#### SUPPLIED DATA:
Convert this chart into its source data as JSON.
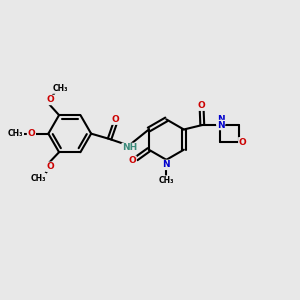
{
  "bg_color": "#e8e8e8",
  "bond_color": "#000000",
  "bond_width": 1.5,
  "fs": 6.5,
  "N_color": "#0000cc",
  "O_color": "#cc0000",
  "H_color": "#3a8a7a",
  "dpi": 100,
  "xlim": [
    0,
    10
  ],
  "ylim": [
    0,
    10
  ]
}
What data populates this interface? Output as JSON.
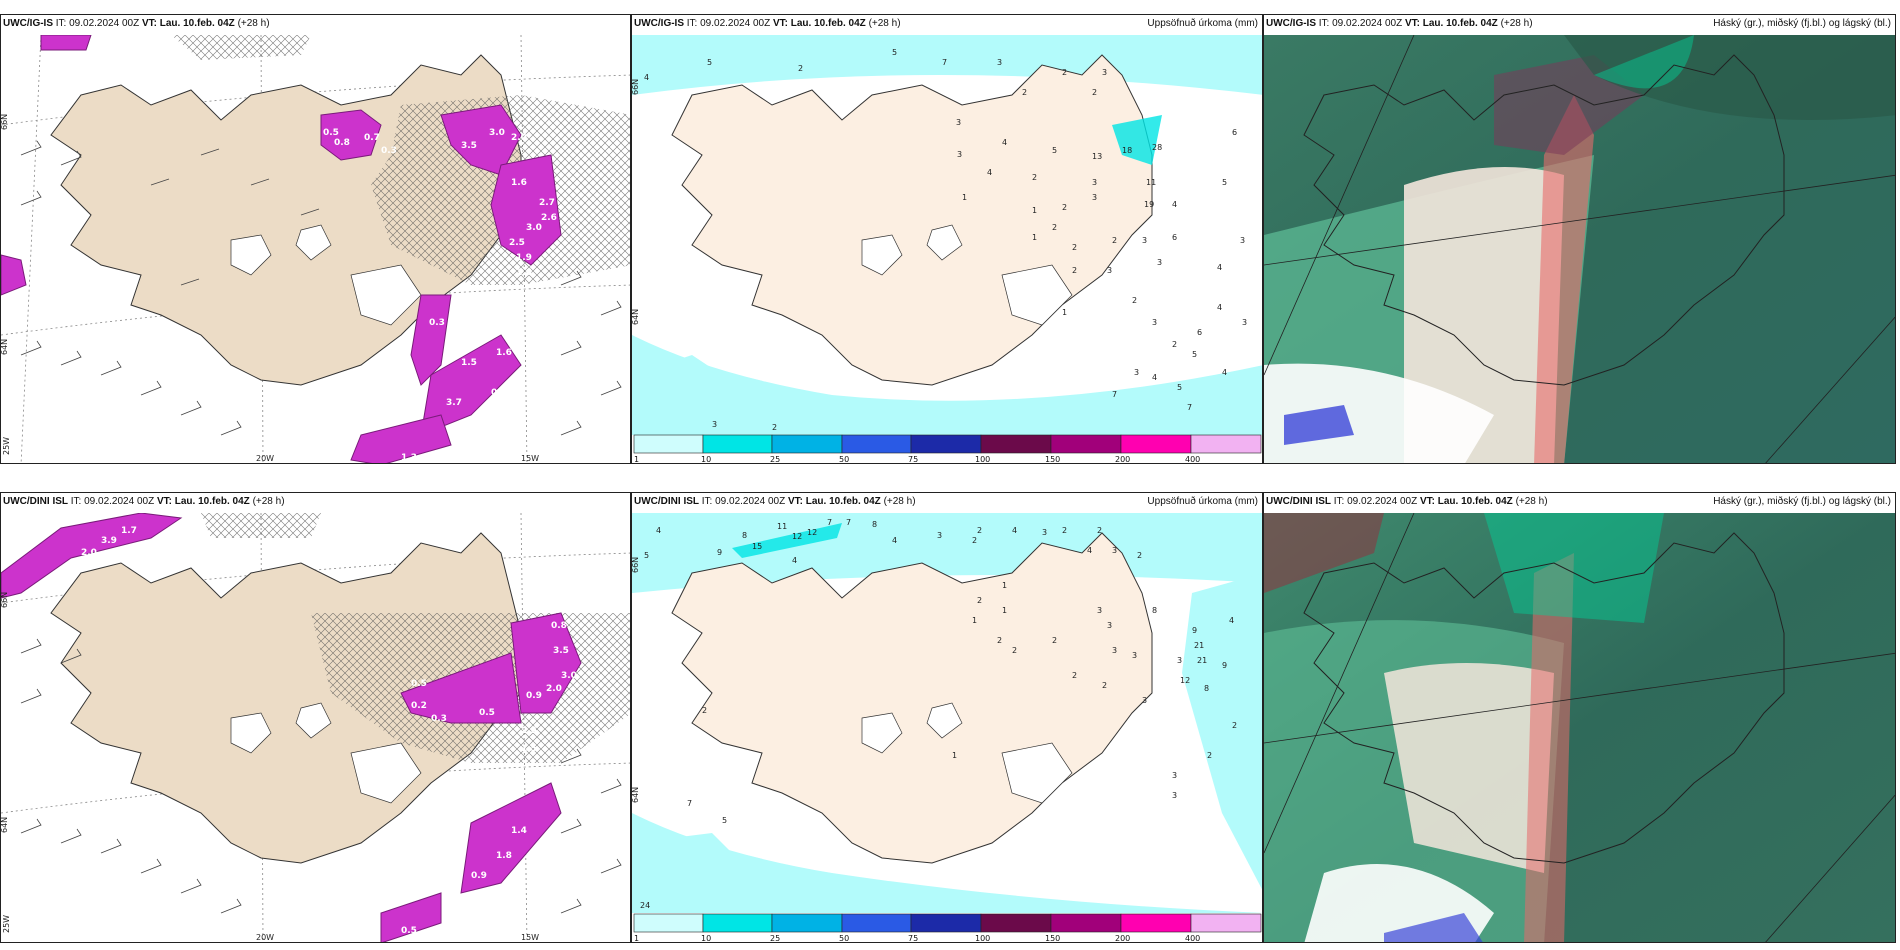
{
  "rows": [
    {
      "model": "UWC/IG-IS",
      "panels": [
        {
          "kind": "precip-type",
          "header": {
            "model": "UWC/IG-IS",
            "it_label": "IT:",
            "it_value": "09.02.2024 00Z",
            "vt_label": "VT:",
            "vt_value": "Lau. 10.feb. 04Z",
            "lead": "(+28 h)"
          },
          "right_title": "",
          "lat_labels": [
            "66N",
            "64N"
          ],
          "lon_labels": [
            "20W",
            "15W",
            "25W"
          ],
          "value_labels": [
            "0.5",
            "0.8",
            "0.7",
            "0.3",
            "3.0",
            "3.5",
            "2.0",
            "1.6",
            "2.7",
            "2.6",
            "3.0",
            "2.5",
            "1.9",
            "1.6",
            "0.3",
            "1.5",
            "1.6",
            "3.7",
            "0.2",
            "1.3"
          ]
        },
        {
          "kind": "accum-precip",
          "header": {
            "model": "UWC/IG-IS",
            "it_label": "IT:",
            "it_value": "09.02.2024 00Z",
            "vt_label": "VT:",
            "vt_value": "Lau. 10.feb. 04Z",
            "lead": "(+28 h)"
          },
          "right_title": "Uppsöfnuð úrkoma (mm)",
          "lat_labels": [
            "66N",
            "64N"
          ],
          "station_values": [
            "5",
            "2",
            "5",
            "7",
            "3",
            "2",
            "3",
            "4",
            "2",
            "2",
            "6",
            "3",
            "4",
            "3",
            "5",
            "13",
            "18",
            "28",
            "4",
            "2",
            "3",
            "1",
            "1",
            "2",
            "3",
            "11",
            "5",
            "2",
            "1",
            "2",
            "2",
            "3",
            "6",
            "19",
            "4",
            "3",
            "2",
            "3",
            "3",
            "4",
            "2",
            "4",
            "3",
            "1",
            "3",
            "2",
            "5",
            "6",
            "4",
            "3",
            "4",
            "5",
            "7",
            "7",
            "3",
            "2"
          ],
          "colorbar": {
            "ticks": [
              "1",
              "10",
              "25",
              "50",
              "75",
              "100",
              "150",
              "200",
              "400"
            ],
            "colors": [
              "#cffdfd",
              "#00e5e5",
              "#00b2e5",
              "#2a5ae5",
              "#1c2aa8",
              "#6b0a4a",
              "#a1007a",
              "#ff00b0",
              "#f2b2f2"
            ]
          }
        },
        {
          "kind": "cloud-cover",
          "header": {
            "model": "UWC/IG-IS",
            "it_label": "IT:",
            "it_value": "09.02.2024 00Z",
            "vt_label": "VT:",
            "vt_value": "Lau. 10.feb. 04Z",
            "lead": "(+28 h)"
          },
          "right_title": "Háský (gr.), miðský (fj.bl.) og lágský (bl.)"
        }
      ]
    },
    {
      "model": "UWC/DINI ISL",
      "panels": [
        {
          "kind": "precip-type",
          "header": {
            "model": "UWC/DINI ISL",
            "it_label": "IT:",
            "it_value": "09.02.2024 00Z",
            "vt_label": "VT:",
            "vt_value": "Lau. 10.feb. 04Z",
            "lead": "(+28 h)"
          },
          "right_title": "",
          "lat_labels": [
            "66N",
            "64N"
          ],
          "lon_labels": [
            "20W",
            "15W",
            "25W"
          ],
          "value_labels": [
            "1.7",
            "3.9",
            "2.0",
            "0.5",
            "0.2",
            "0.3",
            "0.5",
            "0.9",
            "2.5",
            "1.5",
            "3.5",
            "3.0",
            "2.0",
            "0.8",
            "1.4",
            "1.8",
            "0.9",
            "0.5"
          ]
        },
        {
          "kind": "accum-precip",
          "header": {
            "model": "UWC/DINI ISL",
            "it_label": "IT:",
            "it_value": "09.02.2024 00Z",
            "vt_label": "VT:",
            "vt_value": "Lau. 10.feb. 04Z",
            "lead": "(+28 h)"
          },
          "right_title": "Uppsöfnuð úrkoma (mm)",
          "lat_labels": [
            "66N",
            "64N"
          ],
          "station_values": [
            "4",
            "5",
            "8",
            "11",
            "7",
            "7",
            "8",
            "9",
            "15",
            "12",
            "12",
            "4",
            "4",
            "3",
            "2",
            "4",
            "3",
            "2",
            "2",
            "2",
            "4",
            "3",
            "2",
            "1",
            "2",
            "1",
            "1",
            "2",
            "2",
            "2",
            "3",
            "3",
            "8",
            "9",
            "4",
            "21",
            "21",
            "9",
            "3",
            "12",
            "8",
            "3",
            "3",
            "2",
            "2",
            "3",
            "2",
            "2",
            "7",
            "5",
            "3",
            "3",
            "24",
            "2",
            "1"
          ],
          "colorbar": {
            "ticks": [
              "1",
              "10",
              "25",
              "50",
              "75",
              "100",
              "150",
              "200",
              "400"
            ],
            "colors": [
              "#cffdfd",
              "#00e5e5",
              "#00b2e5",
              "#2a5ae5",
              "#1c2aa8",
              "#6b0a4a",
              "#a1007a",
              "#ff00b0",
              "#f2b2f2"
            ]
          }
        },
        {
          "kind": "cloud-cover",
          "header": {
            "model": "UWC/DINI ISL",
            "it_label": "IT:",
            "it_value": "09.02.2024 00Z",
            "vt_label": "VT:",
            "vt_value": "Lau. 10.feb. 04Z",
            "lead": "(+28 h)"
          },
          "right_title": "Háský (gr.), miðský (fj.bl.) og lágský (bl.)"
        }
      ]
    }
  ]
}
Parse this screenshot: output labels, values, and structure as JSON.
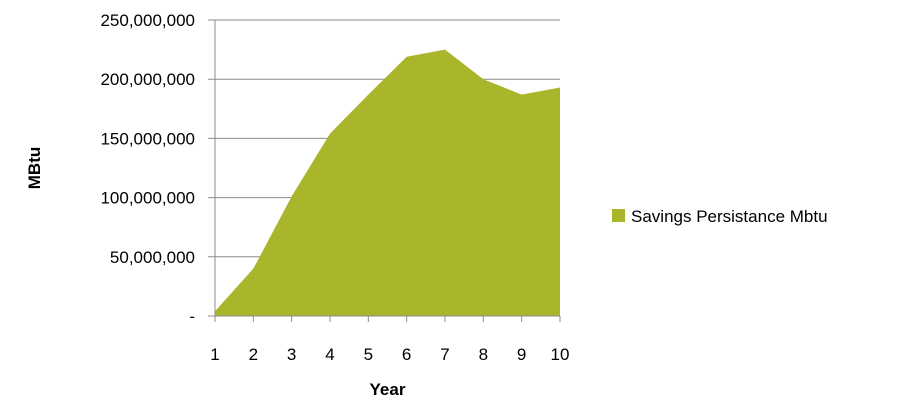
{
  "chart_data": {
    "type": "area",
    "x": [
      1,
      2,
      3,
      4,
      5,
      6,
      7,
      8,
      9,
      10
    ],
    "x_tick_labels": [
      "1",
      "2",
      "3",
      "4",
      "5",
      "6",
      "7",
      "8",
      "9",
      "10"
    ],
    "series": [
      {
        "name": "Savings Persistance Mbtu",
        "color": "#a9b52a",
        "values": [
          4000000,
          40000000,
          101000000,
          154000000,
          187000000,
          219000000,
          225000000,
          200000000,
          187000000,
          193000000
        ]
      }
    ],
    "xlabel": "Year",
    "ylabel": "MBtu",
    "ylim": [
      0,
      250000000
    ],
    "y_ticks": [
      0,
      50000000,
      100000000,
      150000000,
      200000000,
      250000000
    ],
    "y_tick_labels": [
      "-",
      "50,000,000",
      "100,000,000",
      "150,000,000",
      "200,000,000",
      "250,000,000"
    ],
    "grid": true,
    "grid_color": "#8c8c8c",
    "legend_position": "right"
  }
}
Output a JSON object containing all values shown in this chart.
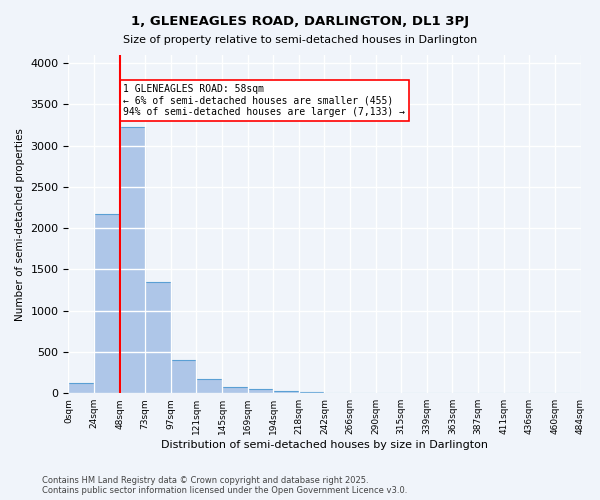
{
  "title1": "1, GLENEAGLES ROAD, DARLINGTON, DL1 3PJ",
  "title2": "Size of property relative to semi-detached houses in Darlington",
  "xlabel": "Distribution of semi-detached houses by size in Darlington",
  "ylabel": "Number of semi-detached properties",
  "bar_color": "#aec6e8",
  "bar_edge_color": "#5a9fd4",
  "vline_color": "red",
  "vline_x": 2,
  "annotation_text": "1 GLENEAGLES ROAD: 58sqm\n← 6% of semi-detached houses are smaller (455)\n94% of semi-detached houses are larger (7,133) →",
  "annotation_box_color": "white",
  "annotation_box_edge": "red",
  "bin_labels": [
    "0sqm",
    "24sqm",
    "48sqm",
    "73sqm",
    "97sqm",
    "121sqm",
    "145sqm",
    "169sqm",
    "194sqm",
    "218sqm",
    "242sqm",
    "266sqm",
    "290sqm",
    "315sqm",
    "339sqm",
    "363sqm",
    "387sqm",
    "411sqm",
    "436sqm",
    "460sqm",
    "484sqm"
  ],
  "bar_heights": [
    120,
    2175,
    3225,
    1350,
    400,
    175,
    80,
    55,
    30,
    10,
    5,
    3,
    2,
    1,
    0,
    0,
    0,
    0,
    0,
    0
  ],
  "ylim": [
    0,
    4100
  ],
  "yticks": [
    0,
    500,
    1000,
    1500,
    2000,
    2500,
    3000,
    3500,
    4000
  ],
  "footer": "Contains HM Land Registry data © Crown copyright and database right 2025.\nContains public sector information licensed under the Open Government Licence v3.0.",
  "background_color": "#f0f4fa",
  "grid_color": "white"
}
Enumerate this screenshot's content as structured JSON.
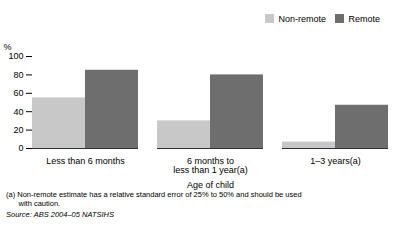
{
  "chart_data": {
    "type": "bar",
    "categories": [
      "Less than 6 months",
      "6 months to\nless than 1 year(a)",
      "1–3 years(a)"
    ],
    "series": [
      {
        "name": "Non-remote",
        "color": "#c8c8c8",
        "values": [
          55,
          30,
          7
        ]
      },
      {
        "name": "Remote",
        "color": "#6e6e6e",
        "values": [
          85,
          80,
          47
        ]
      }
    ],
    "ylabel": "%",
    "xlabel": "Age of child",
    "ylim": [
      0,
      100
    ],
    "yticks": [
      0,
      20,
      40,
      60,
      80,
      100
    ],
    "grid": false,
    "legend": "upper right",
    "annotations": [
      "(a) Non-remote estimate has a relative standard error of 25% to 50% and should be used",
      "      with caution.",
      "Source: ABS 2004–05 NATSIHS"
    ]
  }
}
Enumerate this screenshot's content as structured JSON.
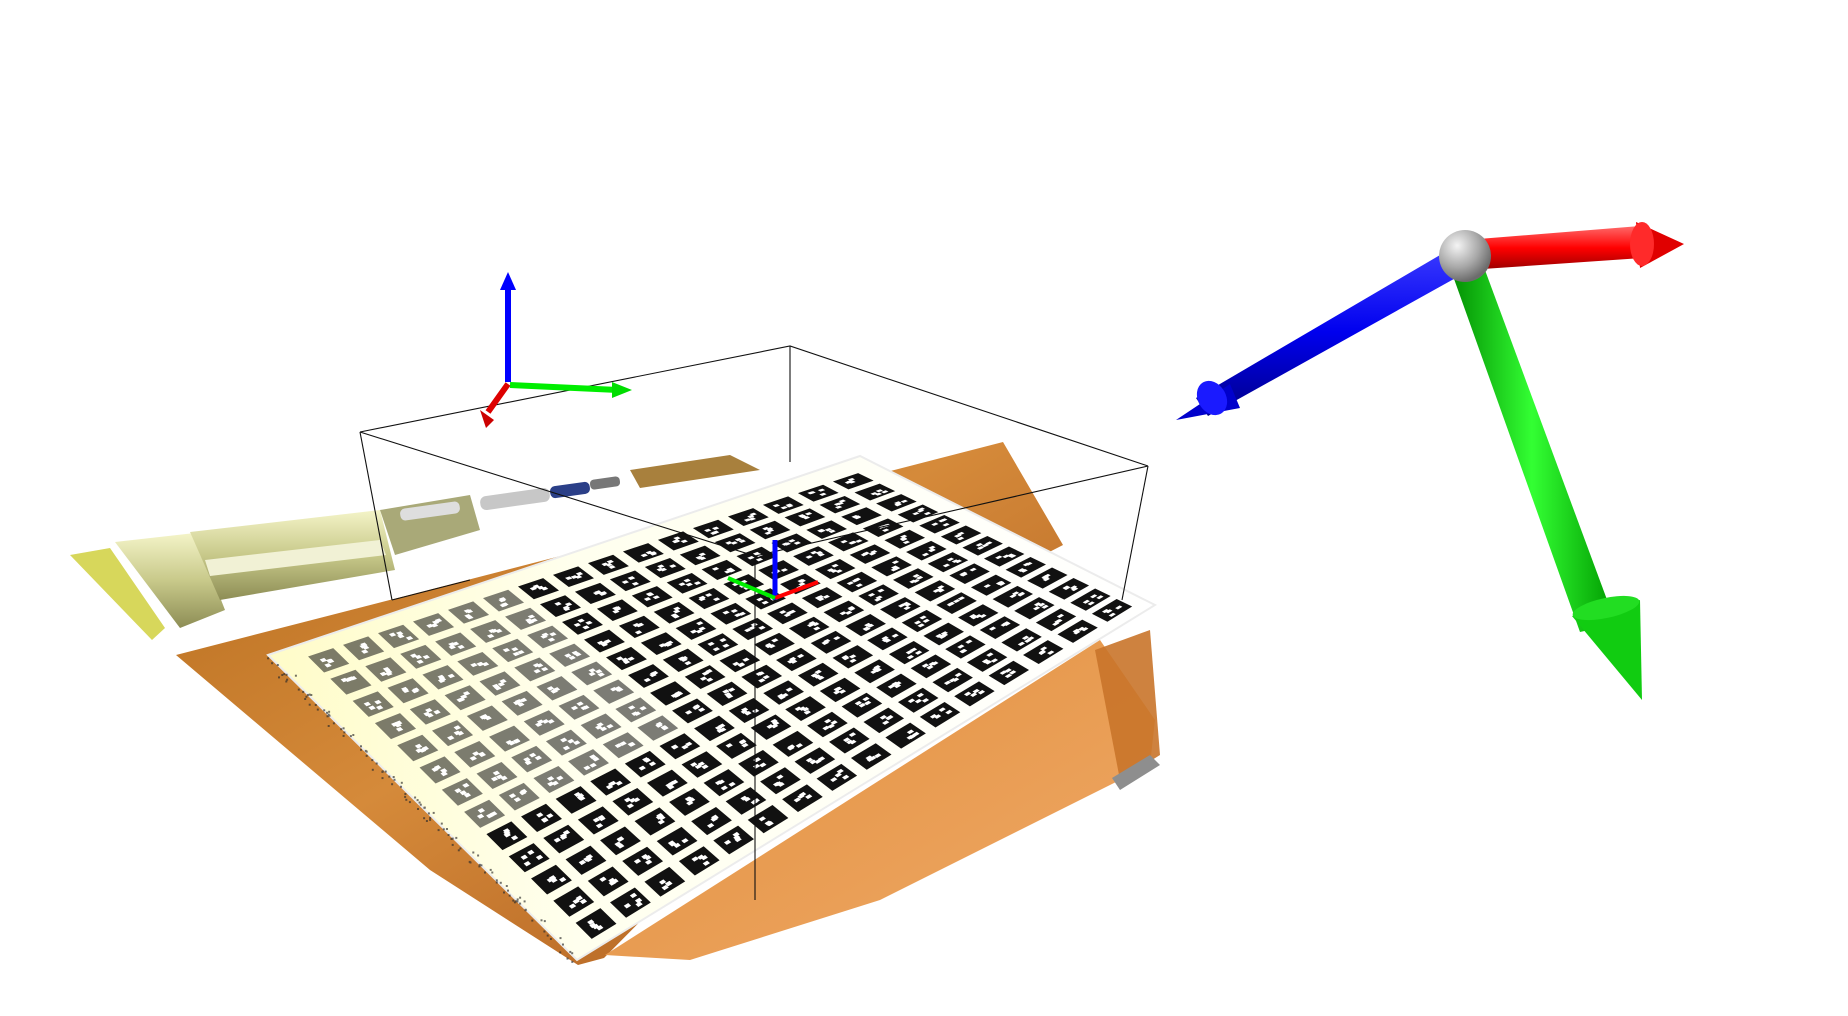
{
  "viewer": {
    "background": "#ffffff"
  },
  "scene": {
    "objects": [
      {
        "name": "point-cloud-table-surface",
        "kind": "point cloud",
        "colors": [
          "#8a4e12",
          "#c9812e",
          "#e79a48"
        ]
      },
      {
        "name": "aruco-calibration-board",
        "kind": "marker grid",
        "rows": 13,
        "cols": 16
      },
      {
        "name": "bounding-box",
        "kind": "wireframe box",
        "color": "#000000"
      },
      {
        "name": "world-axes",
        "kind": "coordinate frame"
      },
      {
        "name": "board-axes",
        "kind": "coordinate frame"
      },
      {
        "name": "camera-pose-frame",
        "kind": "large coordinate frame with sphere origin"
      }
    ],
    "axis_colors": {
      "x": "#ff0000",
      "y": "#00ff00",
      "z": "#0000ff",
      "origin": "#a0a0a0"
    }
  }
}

#### TASK REQUIREMENTS:
Report how many lines in the data contain the word "origin", with no words besides the number.

#### EXERCISE OUTPUT:
2